■ MATERIAL FOR THIS TASK
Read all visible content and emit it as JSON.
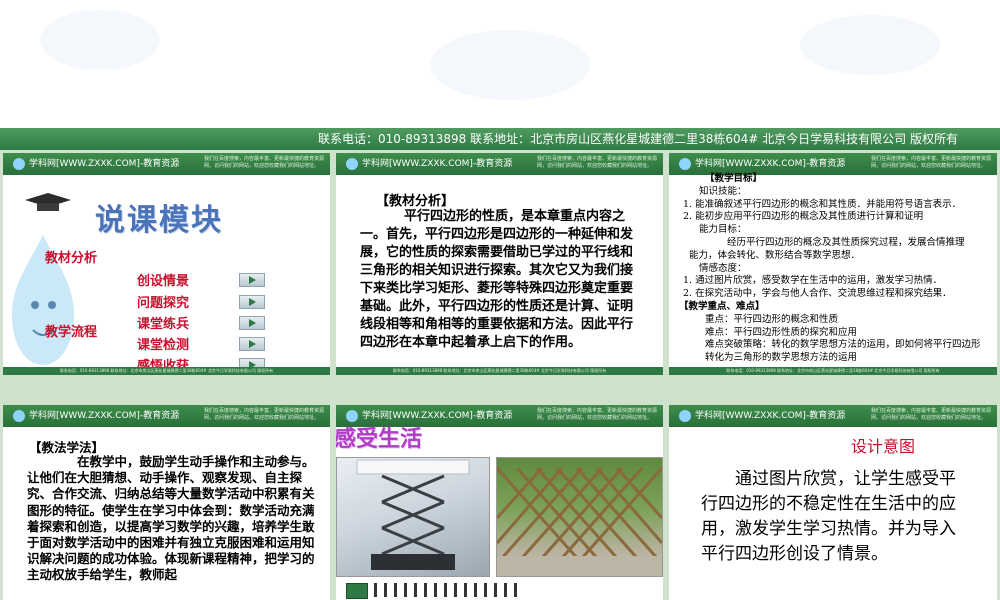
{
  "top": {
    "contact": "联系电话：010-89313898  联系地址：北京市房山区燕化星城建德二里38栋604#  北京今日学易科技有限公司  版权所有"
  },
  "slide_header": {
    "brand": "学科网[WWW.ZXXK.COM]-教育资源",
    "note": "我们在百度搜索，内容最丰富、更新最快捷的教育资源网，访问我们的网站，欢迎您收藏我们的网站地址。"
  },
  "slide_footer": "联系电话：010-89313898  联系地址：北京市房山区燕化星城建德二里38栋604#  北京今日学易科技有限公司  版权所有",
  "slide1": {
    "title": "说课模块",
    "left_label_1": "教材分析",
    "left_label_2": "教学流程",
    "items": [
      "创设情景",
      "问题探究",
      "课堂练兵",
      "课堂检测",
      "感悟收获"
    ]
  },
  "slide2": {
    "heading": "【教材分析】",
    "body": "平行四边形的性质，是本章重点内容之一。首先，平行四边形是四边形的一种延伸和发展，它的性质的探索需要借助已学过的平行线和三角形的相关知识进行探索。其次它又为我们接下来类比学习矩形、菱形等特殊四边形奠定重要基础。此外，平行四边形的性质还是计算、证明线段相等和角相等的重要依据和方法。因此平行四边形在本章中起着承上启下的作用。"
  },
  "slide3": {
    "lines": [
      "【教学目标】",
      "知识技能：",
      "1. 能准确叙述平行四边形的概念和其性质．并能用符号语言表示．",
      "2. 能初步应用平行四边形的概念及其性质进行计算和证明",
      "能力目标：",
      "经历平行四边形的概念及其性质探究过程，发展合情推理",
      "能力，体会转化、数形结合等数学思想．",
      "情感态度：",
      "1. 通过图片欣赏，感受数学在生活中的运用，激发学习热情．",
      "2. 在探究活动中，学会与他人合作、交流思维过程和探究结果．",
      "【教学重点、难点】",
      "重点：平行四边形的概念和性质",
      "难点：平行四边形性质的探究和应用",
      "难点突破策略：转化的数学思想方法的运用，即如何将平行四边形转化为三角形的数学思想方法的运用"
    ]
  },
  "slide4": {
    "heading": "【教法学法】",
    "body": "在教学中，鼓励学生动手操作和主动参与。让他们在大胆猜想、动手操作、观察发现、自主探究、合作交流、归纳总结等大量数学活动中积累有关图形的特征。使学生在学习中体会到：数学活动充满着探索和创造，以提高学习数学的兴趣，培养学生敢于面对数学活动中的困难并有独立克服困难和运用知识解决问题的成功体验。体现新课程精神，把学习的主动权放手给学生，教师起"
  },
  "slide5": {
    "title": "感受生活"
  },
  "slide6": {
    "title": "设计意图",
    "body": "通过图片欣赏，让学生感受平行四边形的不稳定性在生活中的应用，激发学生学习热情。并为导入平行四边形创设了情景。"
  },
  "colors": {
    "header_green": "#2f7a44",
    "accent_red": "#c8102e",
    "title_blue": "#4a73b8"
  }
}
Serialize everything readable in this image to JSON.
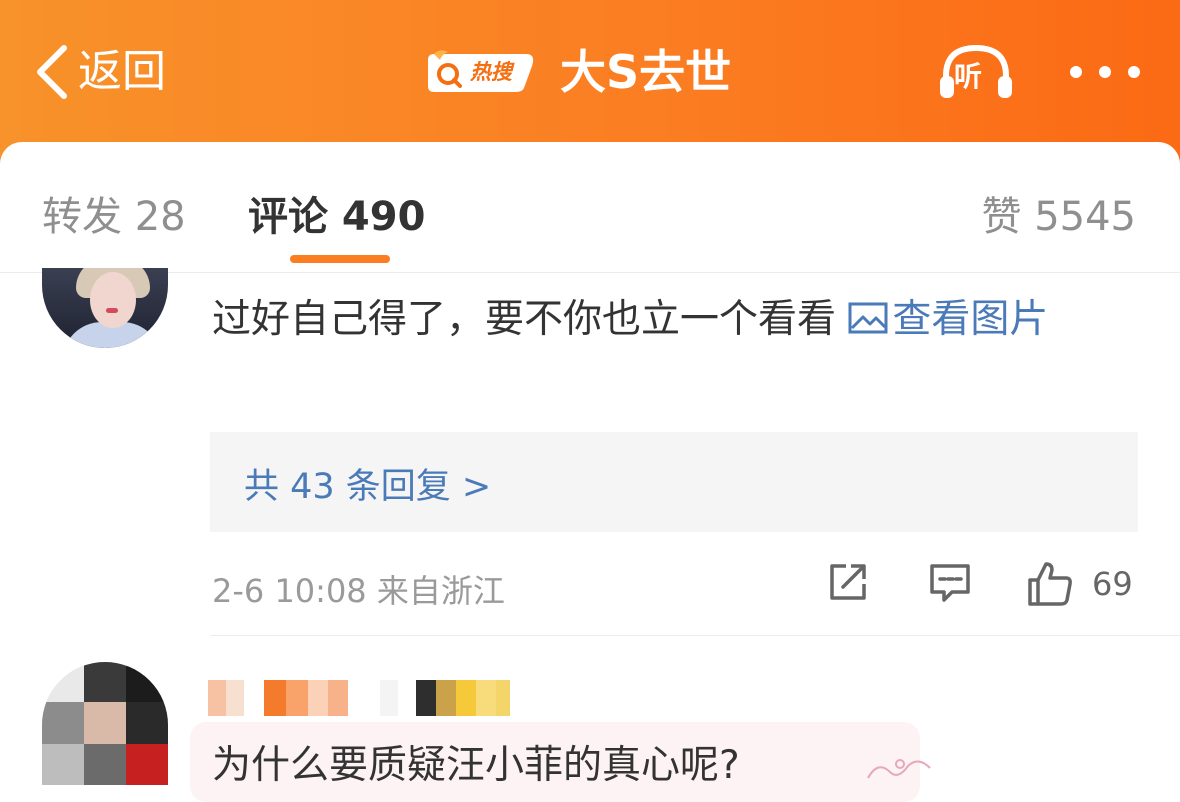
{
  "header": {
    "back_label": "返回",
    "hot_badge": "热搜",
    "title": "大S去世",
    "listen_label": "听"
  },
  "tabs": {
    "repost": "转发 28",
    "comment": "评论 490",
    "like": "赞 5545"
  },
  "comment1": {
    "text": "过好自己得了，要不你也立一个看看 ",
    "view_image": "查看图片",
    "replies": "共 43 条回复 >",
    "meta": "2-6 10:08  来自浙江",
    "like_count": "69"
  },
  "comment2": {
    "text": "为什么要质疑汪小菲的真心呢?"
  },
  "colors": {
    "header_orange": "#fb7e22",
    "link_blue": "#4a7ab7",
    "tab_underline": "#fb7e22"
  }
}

■ AIM OF THE TASK
Tally up the lines holding the string "text" in this listing, and report the total alone.

■ COMPLETE OUTPUT
2